* **ИСХОДНЫЙ ОТРЫВОК**
::::

На финальной стадии болезни Альцгеймера они тоже будут поражены, но на тот момент Аллан имел резервные воспоминания о том, каким он был в 18 лет, когда его трижды исключали из школы за курение. Школьный психолог посоветовал ему вступить в ряды ВВС, так он и поступил. Его отправили на базу в Мюнхен, в Германию, где он выучился на авиамеханика. В возрасте 22 лет он вернулся в Сан-Франциско, где начал работать в авиакомпании и посещать занятия в местном колледже. Он хотел стать радиоведущим, но один из преподавателей сказал, что его голос для этого не подходит, и убедил его брать занятия по философии. Совет оказался дельным – Аллан полюбил философию, начал преподавать и со временем стал уважаемым и любимым многими профессором.

::::

Сохранённые записи:
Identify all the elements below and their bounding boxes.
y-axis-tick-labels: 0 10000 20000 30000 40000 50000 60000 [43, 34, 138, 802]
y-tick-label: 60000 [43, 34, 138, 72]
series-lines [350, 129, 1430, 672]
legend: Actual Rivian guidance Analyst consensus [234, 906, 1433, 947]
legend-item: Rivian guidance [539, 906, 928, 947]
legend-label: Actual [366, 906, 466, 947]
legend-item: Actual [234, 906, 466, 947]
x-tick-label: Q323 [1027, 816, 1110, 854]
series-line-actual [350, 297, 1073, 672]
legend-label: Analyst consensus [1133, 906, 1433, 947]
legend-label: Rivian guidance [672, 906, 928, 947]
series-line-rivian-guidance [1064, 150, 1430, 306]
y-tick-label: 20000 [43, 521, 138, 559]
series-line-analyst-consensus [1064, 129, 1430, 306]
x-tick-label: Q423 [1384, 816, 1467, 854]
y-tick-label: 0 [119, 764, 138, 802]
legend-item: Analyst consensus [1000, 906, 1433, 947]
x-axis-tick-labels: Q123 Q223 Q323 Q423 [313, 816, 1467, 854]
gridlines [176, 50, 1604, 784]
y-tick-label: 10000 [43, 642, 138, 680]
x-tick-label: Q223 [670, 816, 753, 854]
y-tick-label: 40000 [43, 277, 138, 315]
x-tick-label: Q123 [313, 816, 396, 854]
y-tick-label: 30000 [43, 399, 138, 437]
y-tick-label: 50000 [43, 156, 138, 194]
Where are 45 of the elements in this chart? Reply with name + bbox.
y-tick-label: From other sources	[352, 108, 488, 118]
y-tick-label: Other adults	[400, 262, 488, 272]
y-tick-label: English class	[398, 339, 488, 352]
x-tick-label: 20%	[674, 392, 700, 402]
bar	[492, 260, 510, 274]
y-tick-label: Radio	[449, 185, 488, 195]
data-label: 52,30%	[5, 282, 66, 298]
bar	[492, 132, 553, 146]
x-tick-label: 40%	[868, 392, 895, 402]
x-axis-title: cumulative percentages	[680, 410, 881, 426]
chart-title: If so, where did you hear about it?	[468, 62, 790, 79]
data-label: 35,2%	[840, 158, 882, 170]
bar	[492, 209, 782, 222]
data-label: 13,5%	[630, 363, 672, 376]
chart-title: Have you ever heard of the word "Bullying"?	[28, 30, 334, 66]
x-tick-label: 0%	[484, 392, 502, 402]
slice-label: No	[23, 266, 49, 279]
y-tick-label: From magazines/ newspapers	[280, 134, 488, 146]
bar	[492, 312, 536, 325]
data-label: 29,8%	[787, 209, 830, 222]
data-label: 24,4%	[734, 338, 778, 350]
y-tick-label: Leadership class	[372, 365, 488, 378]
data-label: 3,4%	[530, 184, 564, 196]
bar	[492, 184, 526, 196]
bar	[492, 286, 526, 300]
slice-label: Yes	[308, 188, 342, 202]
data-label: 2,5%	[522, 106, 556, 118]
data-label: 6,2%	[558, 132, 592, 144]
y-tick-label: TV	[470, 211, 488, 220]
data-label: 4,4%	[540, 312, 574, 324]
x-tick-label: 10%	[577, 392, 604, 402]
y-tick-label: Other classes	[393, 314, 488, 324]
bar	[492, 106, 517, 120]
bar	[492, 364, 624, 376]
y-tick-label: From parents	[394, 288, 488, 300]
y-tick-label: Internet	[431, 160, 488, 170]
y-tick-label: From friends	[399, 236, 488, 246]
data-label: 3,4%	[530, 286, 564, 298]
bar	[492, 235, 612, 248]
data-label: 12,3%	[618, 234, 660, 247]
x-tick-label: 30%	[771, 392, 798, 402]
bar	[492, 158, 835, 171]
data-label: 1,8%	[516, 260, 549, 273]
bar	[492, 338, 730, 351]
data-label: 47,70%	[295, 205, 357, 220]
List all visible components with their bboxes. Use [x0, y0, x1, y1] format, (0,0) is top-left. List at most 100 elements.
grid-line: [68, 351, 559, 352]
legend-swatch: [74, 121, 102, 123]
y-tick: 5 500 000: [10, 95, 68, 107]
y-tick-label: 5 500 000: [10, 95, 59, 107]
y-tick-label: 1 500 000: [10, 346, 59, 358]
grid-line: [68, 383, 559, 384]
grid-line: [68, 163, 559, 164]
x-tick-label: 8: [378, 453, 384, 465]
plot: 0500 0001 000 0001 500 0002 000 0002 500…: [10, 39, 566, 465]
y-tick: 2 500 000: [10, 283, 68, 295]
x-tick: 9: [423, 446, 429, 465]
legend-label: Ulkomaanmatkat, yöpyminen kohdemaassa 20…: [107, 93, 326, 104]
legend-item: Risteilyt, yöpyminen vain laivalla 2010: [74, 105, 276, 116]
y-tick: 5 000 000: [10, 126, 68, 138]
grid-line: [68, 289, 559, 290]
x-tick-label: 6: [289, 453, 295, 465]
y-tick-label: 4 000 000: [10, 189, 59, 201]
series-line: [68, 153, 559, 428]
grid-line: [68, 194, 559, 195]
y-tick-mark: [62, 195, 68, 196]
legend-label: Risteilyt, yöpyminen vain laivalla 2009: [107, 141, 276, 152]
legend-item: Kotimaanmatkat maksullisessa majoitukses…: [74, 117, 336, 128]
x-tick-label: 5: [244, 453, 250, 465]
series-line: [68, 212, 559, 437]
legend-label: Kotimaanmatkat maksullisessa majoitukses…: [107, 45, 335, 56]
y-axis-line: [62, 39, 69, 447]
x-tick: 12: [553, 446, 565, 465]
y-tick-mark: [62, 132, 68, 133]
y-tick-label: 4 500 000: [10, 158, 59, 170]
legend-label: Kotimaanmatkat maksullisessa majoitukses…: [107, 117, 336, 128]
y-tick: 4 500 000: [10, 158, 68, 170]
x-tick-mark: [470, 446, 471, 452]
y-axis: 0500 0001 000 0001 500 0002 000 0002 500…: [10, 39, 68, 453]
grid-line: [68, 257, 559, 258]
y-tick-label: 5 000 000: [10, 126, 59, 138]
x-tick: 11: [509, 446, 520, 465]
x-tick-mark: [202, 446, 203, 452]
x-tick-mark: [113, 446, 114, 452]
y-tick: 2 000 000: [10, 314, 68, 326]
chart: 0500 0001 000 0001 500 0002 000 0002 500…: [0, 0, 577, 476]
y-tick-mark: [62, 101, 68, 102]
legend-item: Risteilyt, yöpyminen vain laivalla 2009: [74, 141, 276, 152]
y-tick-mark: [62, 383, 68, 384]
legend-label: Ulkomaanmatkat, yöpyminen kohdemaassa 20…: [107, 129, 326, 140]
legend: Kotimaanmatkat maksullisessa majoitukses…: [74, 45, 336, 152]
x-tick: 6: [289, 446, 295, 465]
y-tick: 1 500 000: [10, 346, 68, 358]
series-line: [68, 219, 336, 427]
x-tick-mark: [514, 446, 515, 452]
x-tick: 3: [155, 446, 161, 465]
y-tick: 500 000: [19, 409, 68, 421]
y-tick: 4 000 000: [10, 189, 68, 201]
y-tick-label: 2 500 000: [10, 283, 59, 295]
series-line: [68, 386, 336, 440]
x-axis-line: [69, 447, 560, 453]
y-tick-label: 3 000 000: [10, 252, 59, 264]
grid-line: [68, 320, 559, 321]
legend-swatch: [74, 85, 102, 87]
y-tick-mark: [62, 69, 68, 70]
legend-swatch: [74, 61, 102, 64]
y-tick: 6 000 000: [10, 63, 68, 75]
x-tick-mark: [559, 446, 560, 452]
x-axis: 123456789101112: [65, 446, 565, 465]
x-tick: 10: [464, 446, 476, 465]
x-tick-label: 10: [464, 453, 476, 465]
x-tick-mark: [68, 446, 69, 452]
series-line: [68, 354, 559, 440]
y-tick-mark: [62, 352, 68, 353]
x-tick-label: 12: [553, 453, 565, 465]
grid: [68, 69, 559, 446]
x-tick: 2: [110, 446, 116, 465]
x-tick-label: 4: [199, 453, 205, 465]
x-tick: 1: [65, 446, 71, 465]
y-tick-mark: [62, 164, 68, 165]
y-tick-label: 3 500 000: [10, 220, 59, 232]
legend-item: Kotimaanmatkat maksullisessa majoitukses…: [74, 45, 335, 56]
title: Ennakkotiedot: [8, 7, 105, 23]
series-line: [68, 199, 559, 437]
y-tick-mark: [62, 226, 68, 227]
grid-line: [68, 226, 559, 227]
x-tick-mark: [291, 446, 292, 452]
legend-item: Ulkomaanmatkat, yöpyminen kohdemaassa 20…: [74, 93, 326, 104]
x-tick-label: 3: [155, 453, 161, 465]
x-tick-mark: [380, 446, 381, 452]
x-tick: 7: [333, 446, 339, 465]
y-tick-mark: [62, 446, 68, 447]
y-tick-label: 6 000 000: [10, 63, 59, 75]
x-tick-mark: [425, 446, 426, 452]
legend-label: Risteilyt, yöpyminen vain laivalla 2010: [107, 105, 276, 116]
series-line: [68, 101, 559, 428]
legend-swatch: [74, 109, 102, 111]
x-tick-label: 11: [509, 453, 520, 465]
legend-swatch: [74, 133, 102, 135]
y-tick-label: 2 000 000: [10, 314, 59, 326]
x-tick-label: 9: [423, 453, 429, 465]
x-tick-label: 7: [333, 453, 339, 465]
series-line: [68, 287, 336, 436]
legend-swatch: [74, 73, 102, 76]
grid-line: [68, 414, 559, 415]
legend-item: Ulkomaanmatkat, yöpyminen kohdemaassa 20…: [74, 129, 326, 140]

::::

* **ЗАДАНИЕ 1**
Воспроизведите дословно часть отрывка об Аллане от «На финальной стадии» до «любимым многими профессором.».
* **ЗАДАНИЕ 2**
Пожалуйста, продолжите отрывок об Аллане с того места, где он заканчивается.

* **ОТВЕТ 1**
На финальной стадии болезни Альцгеймера они тоже будут поражены, но на тот момент Аллан имел резервные воспоминания о том, каким он был в 18 лет, когда его трижды исключали из школы за курение. Школьный психолог посоветовал ему вступить в ряды ВВС, так он и поступил. Его отправили на базу в Мюнхен, в Германию, где он выучился на авиамеханика. В возрасте 22 лет он вернулся в Сан-Франциско, где начал работать в авиакомпании и посещать занятия в местном колледже. Он хотел стать радиоведущим, но один из преподавателей сказал, что его голос для этого не подходит, и убедил его брать занятия по философии. Совет оказался дельным – Аллан полюбил философию, начал преподавать и со временем стал уважаемым и любимым многими профессором.

* **ОТВЕТ 2**
Когда я беседовал с Алланом, он не всегда был точен в деталях или в последовательности событий (я точно знаю, о чем говорю, Мишель меня просветила).
Например, когда Аллан рассказывал о преподавателе, который предложил ему изучать философию, он сказал: «Это тот самый, который сказал: “Теперь, когда тебя выгнали… сигареты… Почему бы тебе не пойти служить в авиации?”». А на самом деле, к моменту встречи с этим преподавателем, Аллан уже отслужил в авиации, и тот предложил ему посещать занятия по философии.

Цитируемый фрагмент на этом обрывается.